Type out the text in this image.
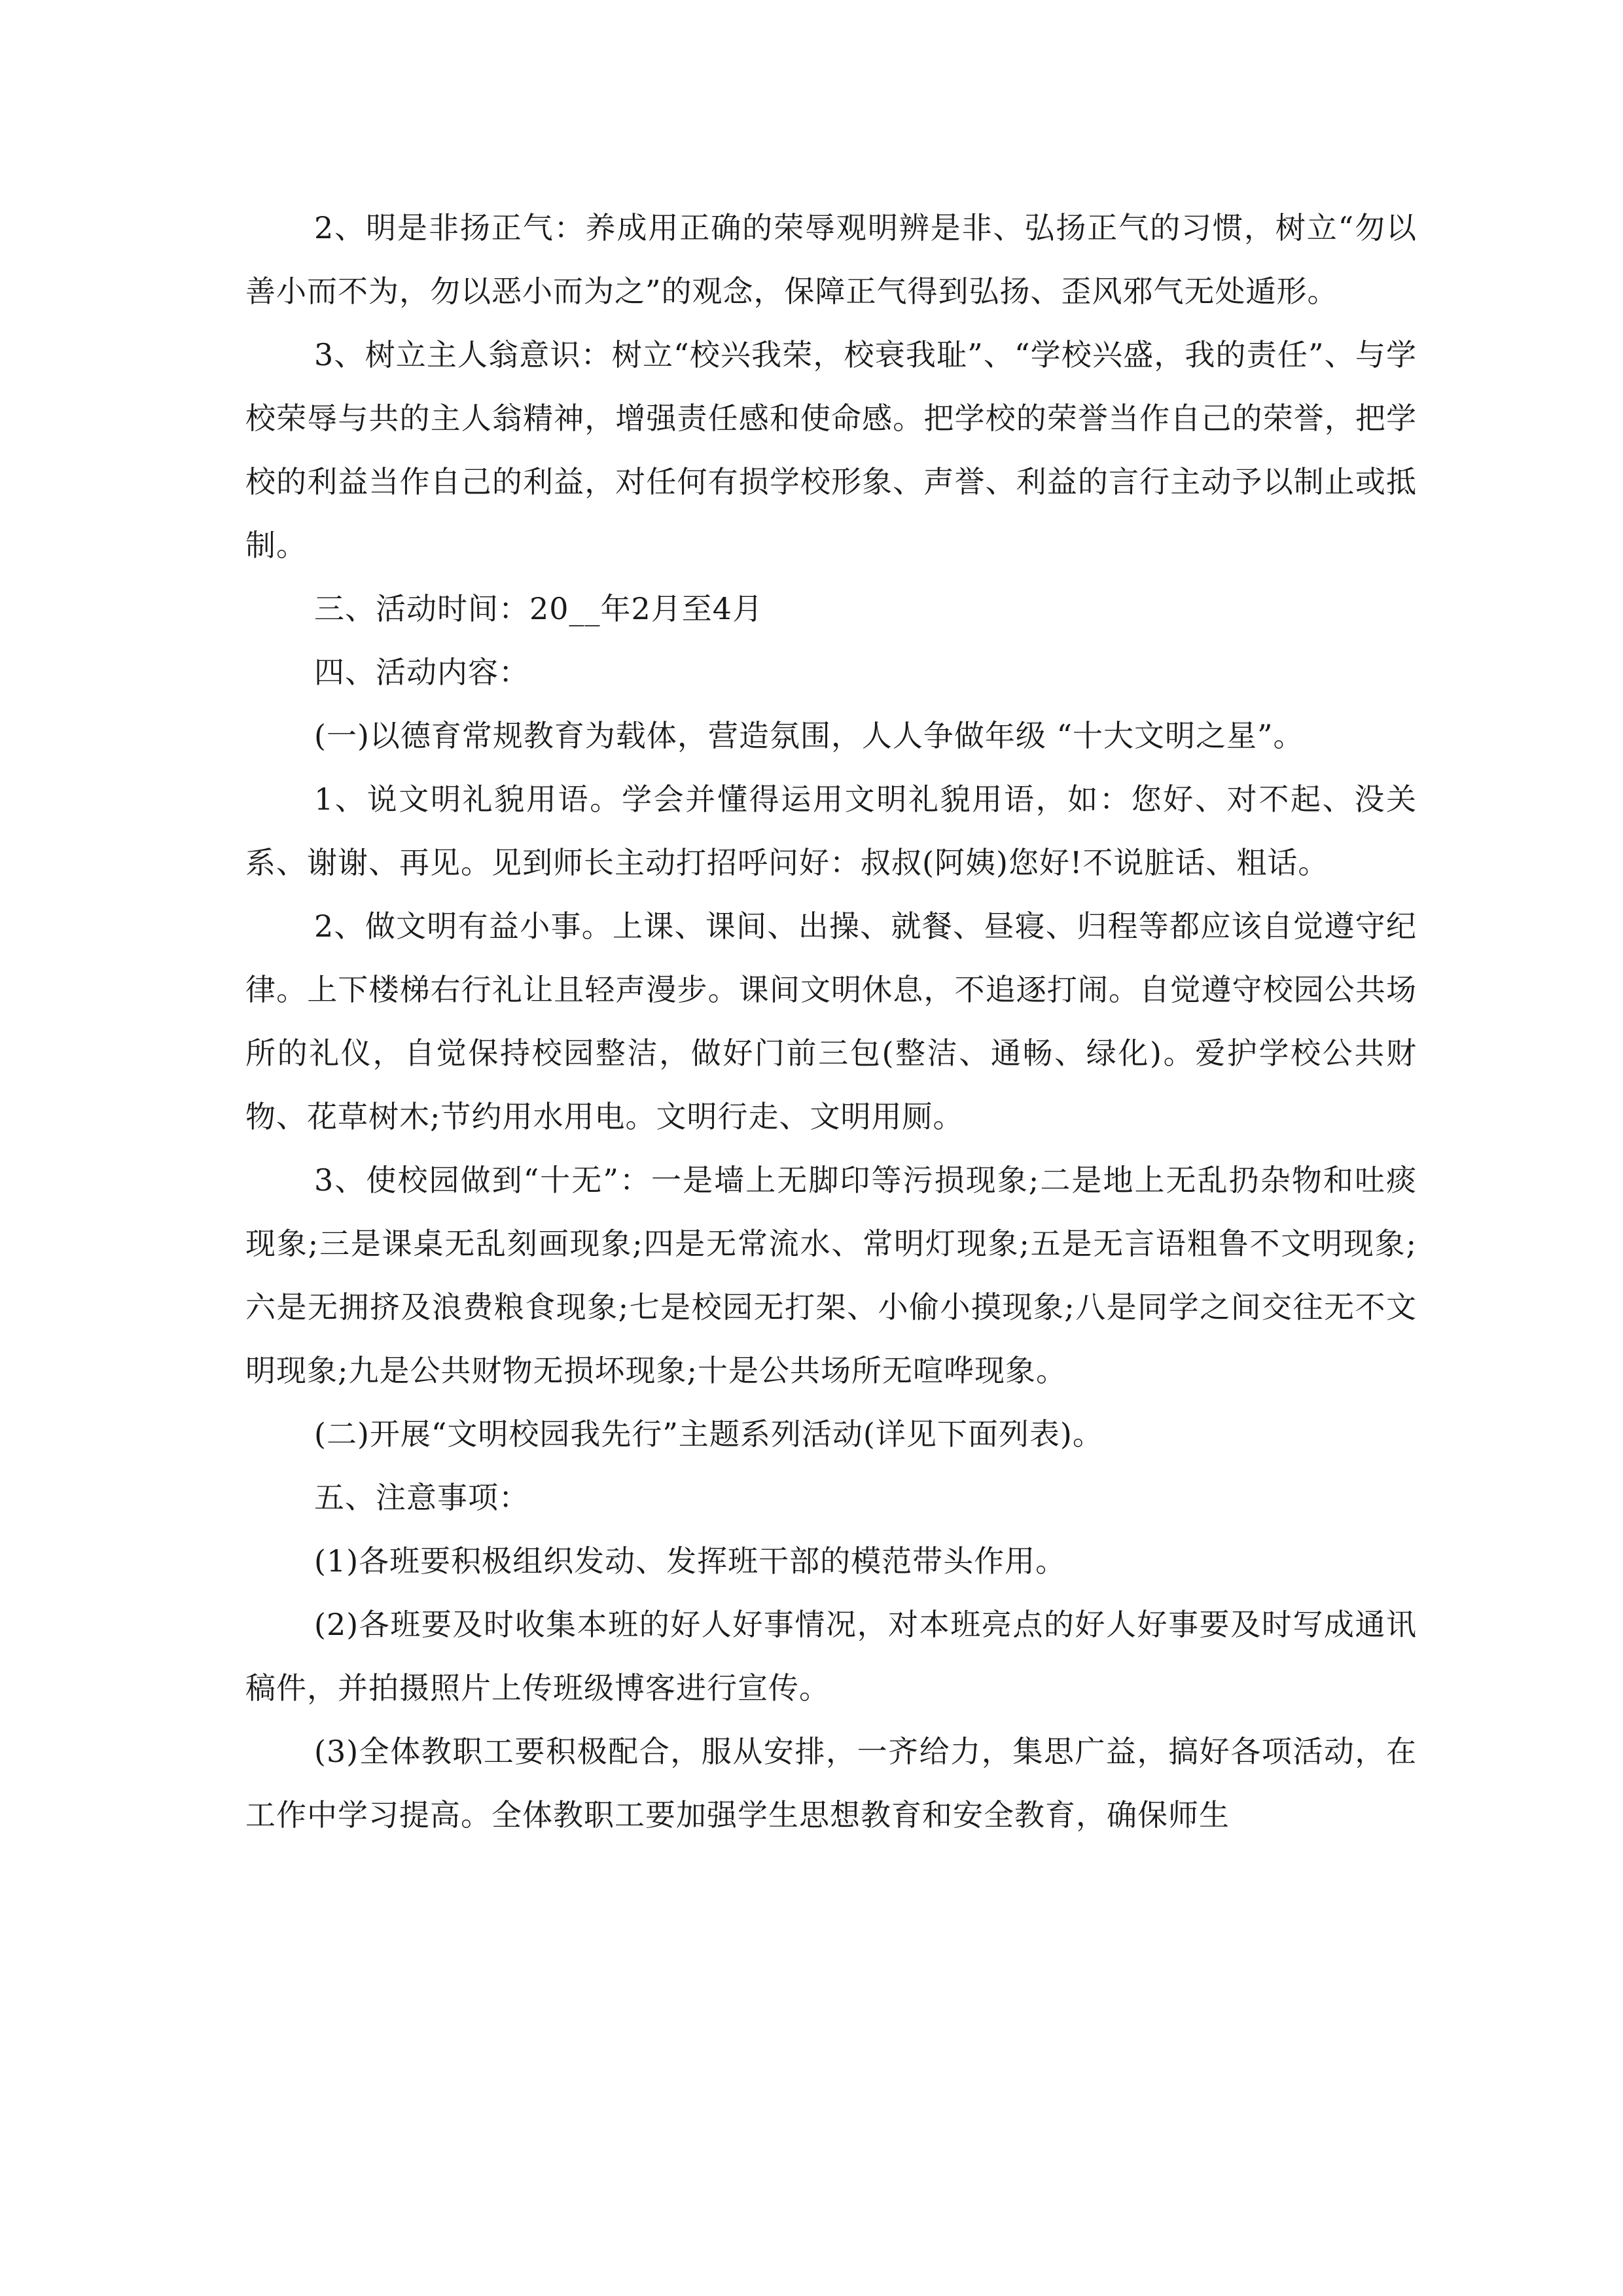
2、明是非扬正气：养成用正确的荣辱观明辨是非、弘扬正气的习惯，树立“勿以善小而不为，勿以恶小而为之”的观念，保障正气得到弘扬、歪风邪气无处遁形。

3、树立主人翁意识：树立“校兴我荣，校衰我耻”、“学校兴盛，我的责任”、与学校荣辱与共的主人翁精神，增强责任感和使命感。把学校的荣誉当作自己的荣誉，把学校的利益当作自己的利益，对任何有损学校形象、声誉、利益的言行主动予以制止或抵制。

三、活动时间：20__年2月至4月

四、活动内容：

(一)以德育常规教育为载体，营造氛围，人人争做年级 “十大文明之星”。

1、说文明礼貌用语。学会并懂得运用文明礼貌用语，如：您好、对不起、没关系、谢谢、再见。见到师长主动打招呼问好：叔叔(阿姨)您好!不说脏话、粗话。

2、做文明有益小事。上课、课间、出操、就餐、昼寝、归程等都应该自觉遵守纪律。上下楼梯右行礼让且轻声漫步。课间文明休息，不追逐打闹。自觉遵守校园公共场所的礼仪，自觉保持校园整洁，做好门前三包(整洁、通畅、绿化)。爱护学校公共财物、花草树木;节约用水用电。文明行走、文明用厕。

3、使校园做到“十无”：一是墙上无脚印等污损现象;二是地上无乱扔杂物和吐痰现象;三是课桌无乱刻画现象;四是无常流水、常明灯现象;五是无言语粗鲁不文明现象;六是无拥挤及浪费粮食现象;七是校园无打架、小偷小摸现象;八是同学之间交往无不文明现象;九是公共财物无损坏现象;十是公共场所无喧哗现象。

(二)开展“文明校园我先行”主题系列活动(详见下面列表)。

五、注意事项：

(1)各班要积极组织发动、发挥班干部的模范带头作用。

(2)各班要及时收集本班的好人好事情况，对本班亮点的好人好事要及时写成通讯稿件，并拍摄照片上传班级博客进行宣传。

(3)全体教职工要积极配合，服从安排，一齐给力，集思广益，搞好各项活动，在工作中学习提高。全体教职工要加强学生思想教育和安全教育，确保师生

-- WHAT THE EXERCISE ASKS --
Repeat all the records above exactly, leaving out any pictures.

-- SOLUTION FOR THIS TASK --
Type out the text in this image.
2、明是非扬正气：养成用正确的荣辱观明辨是非、弘扬正气的习惯，树立“勿以善小而不为，勿以恶小而为之”的观念，保障正气得到弘扬、歪风邪气无处遁形。

3、树立主人翁意识：树立“校兴我荣，校衰我耻”、“学校兴盛，我的责任”、与学校荣辱与共的主人翁精神，增强责任感和使命感。把学校的荣誉当作自己的荣誉，把学校的利益当作自己的利益，对任何有损学校形象、声誉、利益的言行主动予以制止或抵制。

三、活动时间：20__年2月至4月

四、活动内容：

(一)以德育常规教育为载体，营造氛围，人人争做年级 “十大文明之星”。

1、说文明礼貌用语。学会并懂得运用文明礼貌用语，如：您好、对不起、没关系、谢谢、再见。见到师长主动打招呼问好：叔叔(阿姨)您好!不说脏话、粗话。

2、做文明有益小事。上课、课间、出操、就餐、昼寝、归程等都应该自觉遵守纪律。上下楼梯右行礼让且轻声漫步。课间文明休息，不追逐打闹。自觉遵守校园公共场所的礼仪，自觉保持校园整洁，做好门前三包(整洁、通畅、绿化)。爱护学校公共财物、花草树木;节约用水用电。文明行走、文明用厕。

3、使校园做到“十无”：一是墙上无脚印等污损现象;二是地上无乱扔杂物和吐痰现象;三是课桌无乱刻画现象;四是无常流水、常明灯现象;五是无言语粗鲁不文明现象;六是无拥挤及浪费粮食现象;七是校园无打架、小偷小摸现象;八是同学之间交往无不文明现象;九是公共财物无损坏现象;十是公共场所无喧哗现象。

(二)开展“文明校园我先行”主题系列活动(详见下面列表)。

五、注意事项：

(1)各班要积极组织发动、发挥班干部的模范带头作用。

(2)各班要及时收集本班的好人好事情况，对本班亮点的好人好事要及时写成通讯稿件，并拍摄照片上传班级博客进行宣传。

(3)全体教职工要积极配合，服从安排，一齐给力，集思广益，搞好各项活动，在工作中学习提高。全体教职工要加强学生思想教育和安全教育，确保师生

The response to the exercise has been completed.